─── MATERIAL ───

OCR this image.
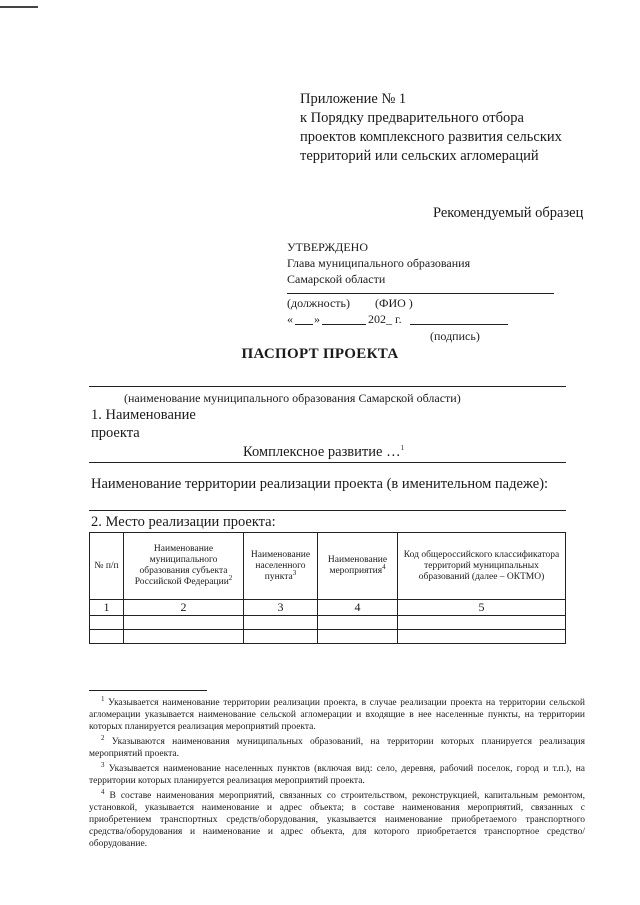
Приложение № 1
к Порядку предварительного отбора
проектов комплексного развития сельских
территорий или сельских агломераций
Рекомендуемый образец
УТВЕРЖДЕНО
Глава муниципального образования
Самарской области
(должность) (ФИО )
« »	202_ г.
(подпись)
ПАСПОРТ ПРОЕКТА
(наименование муниципального образования Самарской области)
1. Наименование
проекта
Комплексное развитие …$^1$
Наименование территории реализации проекта (в именительном падеже):
2. Место реализации проекта:
№ п/п	Наименование муниципального образования субъекта Российской Федерации$^2$	Наименование населенного пункта$^3$	Наименование мероприятия$^4$	Код общероссийского классификатора территорий муниципальных образований (далее – ОКТМО)
1	2	3	4	5

$^1$ Указывается наименование территории реализации проекта, в случае реализации проекта на территории сельской агломерации указывается наименование сельской агломерации и входящие в нее населенные пункты, на территории которых планируется реализация мероприятий проекта.

$^2$ Указываются наименования муниципальных образований, на территории которых планируется реализация мероприятий проекта.

$^3$ Указывается наименование населенных пунктов (включая вид: село, деревня, рабочий поселок, город и т.п.), на территории которых планируется реализация мероприятий проекта.

$^4$ В составе наименования мероприятий, связанных со строительством, реконструкцией, капитальным ремонтом, установкой, указывается наименование и адрес объекта; в составе наименования мероприятий, связанных с приобретением транспортных средств/оборудования, указывается наименование приобретаемого транспортного средства/оборудования и наименование и адрес объекта, для которого приобретается транспортное средство/оборудование.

───

WRITTEN PROBLEM:
Output the full set of records above without changing a word, and drop the images.

TASK RESULT:
OCR this image.
Приложение № 1
к Порядку предварительного отбора
проектов комплексного развития сельских
территорий или сельских агломераций
Рекомендуемый образец
УТВЕРЖДЕНО
Глава муниципального образования
Самарской области
(должность) (ФИО )
« »	202_ г.
(подпись)
ПАСПОРТ ПРОЕКТА
(наименование муниципального образования Самарской области)
1. Наименование
проекта
Комплексное развитие …$^1$
Наименование территории реализации проекта (в именительном падеже):
2. Место реализации проекта:
№ п/п	Наименование муниципального образования субъекта Российской Федерации$^2$	Наименование населенного пункта$^3$	Наименование мероприятия$^4$	Код общероссийского классификатора территорий муниципальных образований (далее – ОКТМО)
1	2	3	4	5

$^1$ Указывается наименование территории реализации проекта, в случае реализации проекта на территории сельской агломерации указывается наименование сельской агломерации и входящие в нее населенные пункты, на территории которых планируется реализация мероприятий проекта.

$^2$ Указываются наименования муниципальных образований, на территории которых планируется реализация мероприятий проекта.

$^3$ Указывается наименование населенных пунктов (включая вид: село, деревня, рабочий поселок, город и т.п.), на территории которых планируется реализация мероприятий проекта.

$^4$ В составе наименования мероприятий, связанных со строительством, реконструкцией, капитальным ремонтом, установкой, указывается наименование и адрес объекта; в составе наименования мероприятий, связанных с приобретением транспортных средств/оборудования, указывается наименование приобретаемого транспортного средства/оборудования и наименование и адрес объекта, для которого приобретается транспортное средство/оборудование.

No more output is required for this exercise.